In full and without deviation, write out the entries that follow.

### Input rows ###

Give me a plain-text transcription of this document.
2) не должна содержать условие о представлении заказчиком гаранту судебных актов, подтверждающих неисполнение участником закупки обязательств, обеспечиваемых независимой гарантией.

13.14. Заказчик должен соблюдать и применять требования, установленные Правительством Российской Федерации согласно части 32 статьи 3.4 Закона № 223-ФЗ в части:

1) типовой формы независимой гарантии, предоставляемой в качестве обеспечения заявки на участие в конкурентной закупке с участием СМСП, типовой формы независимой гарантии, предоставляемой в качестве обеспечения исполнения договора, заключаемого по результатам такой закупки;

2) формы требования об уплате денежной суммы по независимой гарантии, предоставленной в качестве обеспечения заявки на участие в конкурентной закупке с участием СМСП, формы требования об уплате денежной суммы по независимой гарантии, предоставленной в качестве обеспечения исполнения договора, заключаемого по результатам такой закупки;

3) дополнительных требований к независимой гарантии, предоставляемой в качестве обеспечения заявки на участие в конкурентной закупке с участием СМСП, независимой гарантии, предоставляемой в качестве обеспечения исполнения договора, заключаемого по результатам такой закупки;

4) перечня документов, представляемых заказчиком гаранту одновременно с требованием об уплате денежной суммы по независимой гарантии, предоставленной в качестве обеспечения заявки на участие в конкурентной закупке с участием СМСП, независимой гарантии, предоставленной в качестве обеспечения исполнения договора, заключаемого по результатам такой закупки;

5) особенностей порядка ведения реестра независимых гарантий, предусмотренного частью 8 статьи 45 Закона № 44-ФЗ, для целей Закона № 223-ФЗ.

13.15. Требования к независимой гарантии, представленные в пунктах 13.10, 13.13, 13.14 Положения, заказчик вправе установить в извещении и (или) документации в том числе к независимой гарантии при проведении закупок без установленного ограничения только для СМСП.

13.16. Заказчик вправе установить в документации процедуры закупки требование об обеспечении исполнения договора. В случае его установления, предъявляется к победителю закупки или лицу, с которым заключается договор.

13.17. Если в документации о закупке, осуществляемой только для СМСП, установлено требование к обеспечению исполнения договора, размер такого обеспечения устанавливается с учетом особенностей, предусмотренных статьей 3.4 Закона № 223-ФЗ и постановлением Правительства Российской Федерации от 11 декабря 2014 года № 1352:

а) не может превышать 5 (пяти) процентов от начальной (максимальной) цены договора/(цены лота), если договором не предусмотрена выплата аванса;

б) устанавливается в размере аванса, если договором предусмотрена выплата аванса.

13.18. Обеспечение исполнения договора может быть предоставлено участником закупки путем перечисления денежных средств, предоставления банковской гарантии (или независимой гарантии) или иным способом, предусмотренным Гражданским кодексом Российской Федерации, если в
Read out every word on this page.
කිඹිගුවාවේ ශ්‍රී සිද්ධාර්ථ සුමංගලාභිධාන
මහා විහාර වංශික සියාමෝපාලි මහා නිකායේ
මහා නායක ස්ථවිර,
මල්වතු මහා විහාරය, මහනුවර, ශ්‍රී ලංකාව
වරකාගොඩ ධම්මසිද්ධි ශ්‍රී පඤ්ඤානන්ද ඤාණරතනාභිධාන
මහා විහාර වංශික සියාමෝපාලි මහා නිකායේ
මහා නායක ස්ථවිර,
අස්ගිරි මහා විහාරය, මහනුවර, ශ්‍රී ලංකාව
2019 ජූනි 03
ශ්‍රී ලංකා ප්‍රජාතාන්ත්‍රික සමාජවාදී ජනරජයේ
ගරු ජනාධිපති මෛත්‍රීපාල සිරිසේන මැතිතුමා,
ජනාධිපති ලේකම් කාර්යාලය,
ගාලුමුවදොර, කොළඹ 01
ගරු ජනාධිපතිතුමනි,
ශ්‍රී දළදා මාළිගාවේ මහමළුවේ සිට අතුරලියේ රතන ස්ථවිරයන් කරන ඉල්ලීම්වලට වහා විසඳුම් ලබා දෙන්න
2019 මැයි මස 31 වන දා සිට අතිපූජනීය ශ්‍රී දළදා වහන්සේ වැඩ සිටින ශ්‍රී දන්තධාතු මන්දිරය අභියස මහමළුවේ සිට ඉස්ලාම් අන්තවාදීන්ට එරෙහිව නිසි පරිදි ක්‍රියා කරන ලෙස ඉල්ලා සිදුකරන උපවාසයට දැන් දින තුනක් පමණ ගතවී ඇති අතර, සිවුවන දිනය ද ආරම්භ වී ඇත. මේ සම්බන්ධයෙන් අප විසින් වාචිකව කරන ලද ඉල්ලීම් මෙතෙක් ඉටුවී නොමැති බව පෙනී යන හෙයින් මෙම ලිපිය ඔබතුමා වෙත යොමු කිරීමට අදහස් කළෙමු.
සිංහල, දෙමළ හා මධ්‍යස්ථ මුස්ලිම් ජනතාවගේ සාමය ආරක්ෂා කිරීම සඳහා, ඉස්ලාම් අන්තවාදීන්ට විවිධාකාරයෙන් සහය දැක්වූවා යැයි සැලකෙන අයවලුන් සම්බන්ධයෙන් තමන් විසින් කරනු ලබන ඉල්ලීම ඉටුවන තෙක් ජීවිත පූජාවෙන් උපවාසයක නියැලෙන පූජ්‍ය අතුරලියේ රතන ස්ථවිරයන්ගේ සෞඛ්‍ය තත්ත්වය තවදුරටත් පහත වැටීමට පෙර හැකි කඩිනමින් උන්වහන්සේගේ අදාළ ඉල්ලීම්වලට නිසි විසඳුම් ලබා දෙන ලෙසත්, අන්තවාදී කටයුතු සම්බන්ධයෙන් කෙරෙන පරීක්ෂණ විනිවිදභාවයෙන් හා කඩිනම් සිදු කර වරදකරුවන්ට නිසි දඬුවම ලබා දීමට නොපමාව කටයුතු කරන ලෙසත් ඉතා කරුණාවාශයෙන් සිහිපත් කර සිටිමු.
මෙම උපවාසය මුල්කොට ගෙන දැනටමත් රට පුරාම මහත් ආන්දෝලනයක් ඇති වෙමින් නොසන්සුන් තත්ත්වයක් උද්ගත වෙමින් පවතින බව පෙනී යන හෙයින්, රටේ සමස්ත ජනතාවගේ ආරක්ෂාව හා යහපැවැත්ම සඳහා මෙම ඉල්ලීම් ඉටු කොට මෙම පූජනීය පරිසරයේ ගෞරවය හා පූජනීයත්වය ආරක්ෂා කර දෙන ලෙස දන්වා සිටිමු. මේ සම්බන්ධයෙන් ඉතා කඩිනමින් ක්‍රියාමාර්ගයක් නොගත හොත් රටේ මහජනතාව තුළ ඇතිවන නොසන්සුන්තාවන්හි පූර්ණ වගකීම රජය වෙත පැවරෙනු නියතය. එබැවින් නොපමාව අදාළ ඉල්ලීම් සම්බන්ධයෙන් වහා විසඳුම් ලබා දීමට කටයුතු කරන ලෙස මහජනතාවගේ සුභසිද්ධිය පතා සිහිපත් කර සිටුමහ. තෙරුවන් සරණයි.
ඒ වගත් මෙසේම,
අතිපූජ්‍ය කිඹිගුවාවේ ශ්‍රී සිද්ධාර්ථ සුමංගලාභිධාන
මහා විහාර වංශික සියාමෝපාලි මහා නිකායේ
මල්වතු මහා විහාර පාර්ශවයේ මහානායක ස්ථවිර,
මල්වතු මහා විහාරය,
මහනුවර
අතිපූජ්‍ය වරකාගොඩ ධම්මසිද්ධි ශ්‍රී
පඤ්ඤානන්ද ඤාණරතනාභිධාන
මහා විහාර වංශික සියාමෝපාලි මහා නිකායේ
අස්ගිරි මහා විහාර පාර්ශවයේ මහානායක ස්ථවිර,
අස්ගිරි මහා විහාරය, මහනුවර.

###

Final result:
Give me a plain-text transcription of this document.
2) не должна содержать условие о представлении заказчиком гаранту судебных актов, подтверждающих неисполнение участником закупки обязательств, обеспечиваемых независимой гарантией.

13.14. Заказчик должен соблюдать и применять требования, установленные Правительством Российской Федерации согласно части 32 статьи 3.4 Закона № 223-ФЗ в части:

1) типовой формы независимой гарантии, предоставляемой в качестве обеспечения заявки на участие в конкурентной закупке с участием СМСП, типовой формы независимой гарантии, предоставляемой в качестве обеспечения исполнения договора, заключаемого по результатам такой закупки;

2) формы требования об уплате денежной суммы по независимой гарантии, предоставленной в качестве обеспечения заявки на участие в конкурентной закупке с участием СМСП, формы требования об уплате денежной суммы по независимой гарантии, предоставленной в качестве обеспечения исполнения договора, заключаемого по результатам такой закупки;

3) дополнительных требований к независимой гарантии, предоставляемой в качестве обеспечения заявки на участие в конкурентной закупке с участием СМСП, независимой гарантии, предоставляемой в качестве обеспечения исполнения договора, заключаемого по результатам такой закупки;

4) перечня документов, представляемых заказчиком гаранту одновременно с требованием об уплате денежной суммы по независимой гарантии, предоставленной в качестве обеспечения заявки на участие в конкурентной закупке с участием СМСП, независимой гарантии, предоставленной в качестве обеспечения исполнения договора, заключаемого по результатам такой закупки;

5) особенностей порядка ведения реестра независимых гарантий, предусмотренного частью 8 статьи 45 Закона № 44-ФЗ, для целей Закона № 223-ФЗ.

13.15. Требования к независимой гарантии, представленные в пунктах 13.10, 13.13, 13.14 Положения, заказчик вправе установить в извещении и (или) документации в том числе к независимой гарантии при проведении закупок без установленного ограничения только для СМСП.

13.16. Заказчик вправе установить в документации процедуры закупки требование об обеспечении исполнения договора. В случае его установления, предъявляется к победителю закупки или лицу, с которым заключается договор.

13.17. Если в документации о закупке, осуществляемой только для СМСП, установлено требование к обеспечению исполнения договора, размер такого обеспечения устанавливается с учетом особенностей, предусмотренных статьей 3.4 Закона № 223-ФЗ и постановлением Правительства Российской Федерации от 11 декабря 2014 года № 1352:

а) не может превышать 5 (пяти) процентов от начальной (максимальной) цены договора/(цены лота), если договором не предусмотрена выплата аванса;

б) устанавливается в размере аванса, если договором предусмотрена выплата аванса.

13.18. Обеспечение исполнения договора может быть предоставлено участником закупки путем перечисления денежных средств, предоставления банковской гарантии (или независимой гарантии) или иным способом, предусмотренным Гражданским кодексом Российской Федерации, если в
Read out every word on this page.
කිඹිගුවාවේ ශ්‍රී සිද්ධාර්ථ සුමංගලාභිධාන
මහා විහාර වංශික සියාමෝපාලි මහා නිකායේ
මහා නායක ස්ථවිර,
මල්වතු මහා විහාරය, මහනුවර, ශ්‍රී ලංකාව
වරකාගොඩ ධම්මසිද්ධි ශ්‍රී පඤ්ඤානන්ද ඤාණරතනාභිධාන
මහා විහාර වංශික සියාමෝපාලි මහා නිකායේ
මහා නායක ස්ථවිර,
අස්ගිරි මහා විහාරය, මහනුවර, ශ්‍රී ලංකාව
2019 ජූනි 03
ශ්‍රී ලංකා ප්‍රජාතාන්ත්‍රික සමාජවාදී ජනරජයේ
ගරු ජනාධිපති මෛත්‍රීපාල සිරිසේන මැතිතුමා,
ජනාධිපති ලේකම් කාර්යාලය,
ගාලුමුවදොර, කොළඹ 01
ගරු ජනාධිපතිතුමනි,
ශ්‍රී දළදා මාළිගාවේ මහමළුවේ සිට අතුරලියේ රතන ස්ථවිරයන් කරන ඉල්ලීම්වලට වහා විසඳුම් ලබා දෙන්න
2019 මැයි මස 31 වන දා සිට අතිපූජනීය ශ්‍රී දළදා වහන්සේ වැඩ සිටින ශ්‍රී දන්තධාතු මන්දිරය අභියස මහමළුවේ සිට ඉස්ලාම් අන්තවාදීන්ට එරෙහිව නිසි පරිදි ක්‍රියා කරන ලෙස ඉල්ලා සිදුකරන උපවාසයට දැන් දින තුනක් පමණ ගතවී ඇති අතර, සිවුවන දිනය ද ආරම්භ වී ඇත. මේ සම්බන්ධයෙන් අප විසින් වාචිකව කරන ලද ඉල්ලීම් මෙතෙක් ඉටුවී නොමැති බව පෙනී යන හෙයින් මෙම ලිපිය ඔබතුමා වෙත යොමු කිරීමට අදහස් කළෙමු.
සිංහල, දෙමළ හා මධ්‍යස්ථ මුස්ලිම් ජනතාවගේ සාමය ආරක්ෂා කිරීම සඳහා, ඉස්ලාම් අන්තවාදීන්ට විවිධාකාරයෙන් සහය දැක්වූවා යැයි සැලකෙන අයවලුන් සම්බන්ධයෙන් තමන් විසින් කරනු ලබන ඉල්ලීම ඉටුවන තෙක් ජීවිත පූජාවෙන් උපවාසයක නියැලෙන පූජ්‍ය අතුරලියේ රතන ස්ථවිරයන්ගේ සෞඛ්‍ය තත්ත්වය තවදුරටත් පහත වැටීමට පෙර හැකි කඩිනමින් උන්වහන්සේගේ අදාළ ඉල්ලීම්වලට නිසි විසඳුම් ලබා දෙන ලෙසත්, අන්තවාදී කටයුතු සම්බන්ධයෙන් කෙරෙන පරීක්ෂණ විනිවිදභාවයෙන් හා කඩිනම් සිදු කර වරදකරුවන්ට නිසි දඬුවම ලබා දීමට නොපමාව කටයුතු කරන ලෙසත් ඉතා කරුණාවාශයෙන් සිහිපත් කර සිටිමු.
මෙම උපවාසය මුල්කොට ගෙන දැනටමත් රට පුරාම මහත් ආන්දෝලනයක් ඇති වෙමින් නොසන්සුන් තත්ත්වයක් උද්ගත වෙමින් පවතින බව පෙනී යන හෙයින්, රටේ සමස්ත ජනතාවගේ ආරක්ෂාව හා යහපැවැත්ම සඳහා මෙම ඉල්ලීම් ඉටු කොට මෙම පූජනීය පරිසරයේ ගෞරවය හා පූජනීයත්වය ආරක්ෂා කර දෙන ලෙස දන්වා සිටිමු. මේ සම්බන්ධයෙන් ඉතා කඩිනමින් ක්‍රියාමාර්ගයක් නොගත හොත් රටේ මහජනතාව තුළ ඇතිවන නොසන්සුන්තාවන්හි පූර්ණ වගකීම රජය වෙත පැවරෙනු නියතය. එබැවින් නොපමාව අදාළ ඉල්ලීම් සම්බන්ධයෙන් වහා විසඳුම් ලබා දීමට කටයුතු කරන ලෙස මහජනතාවගේ සුභසිද්ධිය පතා සිහිපත් කර සිටුමහ. තෙරුවන් සරණයි.
ඒ වගත් මෙසේම,
අතිපූජ්‍ය කිඹිගුවාවේ ශ්‍රී සිද්ධාර්ථ සුමංගලාභිධාන
මහා විහාර වංශික සියාමෝපාලි මහා නිකායේ
මල්වතු මහා විහාර පාර්ශවයේ මහානායක ස්ථවිර,
මල්වතු මහා විහාරය,
මහනුවර
අතිපූජ්‍ය වරකාගොඩ ධම්මසිද්ධි ශ්‍රී
පඤ්ඤානන්ද ඤාණරතනාභිධාන
මහා විහාර වංශික සියාමෝපාලි මහා නිකායේ
අස්ගිරි මහා විහාර පාර්ශවයේ මහානායක ස්ථවිර,
අස්ගිරි මහා විහාරය, මහනුවර.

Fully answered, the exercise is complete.